:: GIVEN DATA ::
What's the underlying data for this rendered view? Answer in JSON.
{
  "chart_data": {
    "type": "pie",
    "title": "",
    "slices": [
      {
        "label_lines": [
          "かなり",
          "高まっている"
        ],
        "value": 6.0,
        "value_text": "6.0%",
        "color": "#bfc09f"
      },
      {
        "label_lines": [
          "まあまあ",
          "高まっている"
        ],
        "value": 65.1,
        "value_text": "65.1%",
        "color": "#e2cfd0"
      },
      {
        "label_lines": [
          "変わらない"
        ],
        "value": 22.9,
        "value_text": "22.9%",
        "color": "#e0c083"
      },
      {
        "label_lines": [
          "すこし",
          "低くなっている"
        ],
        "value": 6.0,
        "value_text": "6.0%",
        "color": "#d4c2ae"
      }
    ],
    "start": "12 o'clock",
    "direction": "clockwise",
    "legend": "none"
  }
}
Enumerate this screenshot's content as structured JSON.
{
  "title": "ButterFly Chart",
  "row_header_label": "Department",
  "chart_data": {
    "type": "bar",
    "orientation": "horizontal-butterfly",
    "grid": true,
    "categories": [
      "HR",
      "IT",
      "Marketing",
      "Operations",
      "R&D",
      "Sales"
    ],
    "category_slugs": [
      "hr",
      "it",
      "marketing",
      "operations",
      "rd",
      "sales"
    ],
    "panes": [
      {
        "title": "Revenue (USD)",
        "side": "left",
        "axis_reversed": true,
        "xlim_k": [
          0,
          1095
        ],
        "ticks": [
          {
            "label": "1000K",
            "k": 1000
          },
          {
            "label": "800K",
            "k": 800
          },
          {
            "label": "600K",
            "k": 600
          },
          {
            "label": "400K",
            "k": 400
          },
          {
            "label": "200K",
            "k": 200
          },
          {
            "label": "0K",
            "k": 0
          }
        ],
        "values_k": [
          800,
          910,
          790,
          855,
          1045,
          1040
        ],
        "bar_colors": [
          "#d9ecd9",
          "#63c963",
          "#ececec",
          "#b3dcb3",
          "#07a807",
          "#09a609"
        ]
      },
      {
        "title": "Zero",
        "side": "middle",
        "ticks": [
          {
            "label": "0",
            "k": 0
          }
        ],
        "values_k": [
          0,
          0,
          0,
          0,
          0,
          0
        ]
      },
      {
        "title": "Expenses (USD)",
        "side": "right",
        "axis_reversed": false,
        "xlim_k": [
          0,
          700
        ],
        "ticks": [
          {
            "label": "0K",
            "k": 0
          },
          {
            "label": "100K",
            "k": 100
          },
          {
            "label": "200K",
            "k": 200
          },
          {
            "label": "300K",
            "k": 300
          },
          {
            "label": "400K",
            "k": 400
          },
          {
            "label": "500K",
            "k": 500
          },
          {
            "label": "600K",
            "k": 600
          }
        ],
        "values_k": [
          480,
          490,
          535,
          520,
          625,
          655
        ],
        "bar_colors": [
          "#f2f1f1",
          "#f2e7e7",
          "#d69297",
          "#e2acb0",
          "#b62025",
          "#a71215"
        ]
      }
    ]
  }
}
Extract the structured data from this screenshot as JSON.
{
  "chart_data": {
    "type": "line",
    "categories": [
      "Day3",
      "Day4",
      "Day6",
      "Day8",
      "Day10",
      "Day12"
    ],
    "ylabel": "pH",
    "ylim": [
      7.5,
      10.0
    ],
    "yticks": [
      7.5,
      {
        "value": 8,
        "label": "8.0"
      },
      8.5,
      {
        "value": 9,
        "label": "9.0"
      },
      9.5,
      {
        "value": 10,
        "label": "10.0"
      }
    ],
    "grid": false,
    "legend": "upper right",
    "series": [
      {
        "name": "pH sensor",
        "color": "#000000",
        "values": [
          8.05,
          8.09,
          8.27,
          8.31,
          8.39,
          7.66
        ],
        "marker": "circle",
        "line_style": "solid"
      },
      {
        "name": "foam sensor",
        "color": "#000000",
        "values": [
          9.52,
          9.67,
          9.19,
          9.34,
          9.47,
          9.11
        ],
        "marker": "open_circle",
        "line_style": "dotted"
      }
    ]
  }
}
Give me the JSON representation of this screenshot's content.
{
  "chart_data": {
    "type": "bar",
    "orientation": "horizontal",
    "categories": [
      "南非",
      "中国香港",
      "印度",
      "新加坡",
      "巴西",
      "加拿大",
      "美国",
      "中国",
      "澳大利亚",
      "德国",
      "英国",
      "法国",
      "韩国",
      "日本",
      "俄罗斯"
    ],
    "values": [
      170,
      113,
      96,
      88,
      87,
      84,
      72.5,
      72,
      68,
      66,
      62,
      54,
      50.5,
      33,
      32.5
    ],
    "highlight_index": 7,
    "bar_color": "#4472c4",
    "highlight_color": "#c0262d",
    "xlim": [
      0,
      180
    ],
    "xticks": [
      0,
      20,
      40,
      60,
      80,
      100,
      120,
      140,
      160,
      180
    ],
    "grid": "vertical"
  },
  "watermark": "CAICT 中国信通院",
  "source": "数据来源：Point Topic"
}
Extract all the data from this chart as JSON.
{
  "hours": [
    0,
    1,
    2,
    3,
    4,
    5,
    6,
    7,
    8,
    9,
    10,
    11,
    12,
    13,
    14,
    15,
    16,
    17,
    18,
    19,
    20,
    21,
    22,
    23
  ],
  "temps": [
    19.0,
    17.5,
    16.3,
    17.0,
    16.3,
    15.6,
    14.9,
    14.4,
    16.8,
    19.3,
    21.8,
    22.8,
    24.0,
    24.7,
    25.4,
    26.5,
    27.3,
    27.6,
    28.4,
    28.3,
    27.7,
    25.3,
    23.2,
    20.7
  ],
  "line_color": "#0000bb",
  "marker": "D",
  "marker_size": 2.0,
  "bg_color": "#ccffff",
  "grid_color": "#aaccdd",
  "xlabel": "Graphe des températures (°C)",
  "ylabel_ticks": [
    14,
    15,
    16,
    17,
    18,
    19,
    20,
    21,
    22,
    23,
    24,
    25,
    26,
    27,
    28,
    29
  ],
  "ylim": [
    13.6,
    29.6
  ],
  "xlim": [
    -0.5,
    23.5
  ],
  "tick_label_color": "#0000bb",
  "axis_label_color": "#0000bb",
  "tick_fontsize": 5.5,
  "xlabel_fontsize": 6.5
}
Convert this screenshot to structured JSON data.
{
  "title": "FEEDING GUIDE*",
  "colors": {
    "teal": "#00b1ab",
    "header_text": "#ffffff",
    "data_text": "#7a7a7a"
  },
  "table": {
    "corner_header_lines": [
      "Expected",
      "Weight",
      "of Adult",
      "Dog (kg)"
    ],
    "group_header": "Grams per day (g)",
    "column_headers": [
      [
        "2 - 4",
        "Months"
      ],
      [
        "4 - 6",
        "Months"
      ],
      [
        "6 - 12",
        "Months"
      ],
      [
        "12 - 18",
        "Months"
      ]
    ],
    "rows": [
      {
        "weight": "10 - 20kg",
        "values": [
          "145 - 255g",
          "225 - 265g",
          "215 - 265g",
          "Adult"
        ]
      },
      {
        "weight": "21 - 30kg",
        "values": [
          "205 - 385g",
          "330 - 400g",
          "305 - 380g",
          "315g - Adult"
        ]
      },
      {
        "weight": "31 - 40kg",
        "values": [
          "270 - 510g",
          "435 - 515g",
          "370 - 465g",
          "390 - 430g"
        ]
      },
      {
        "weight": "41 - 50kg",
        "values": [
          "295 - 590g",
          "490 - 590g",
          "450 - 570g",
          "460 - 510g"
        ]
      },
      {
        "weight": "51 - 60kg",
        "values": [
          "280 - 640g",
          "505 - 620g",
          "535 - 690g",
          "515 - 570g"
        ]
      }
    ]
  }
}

:: AIM OF THE TASK ::
Track down every line holding the string "content" and copy it.

:: FINAL RESULT ::
Enumerate this screenshot's content as structured JSON.
Give me the JSON representation of this screenshot's content.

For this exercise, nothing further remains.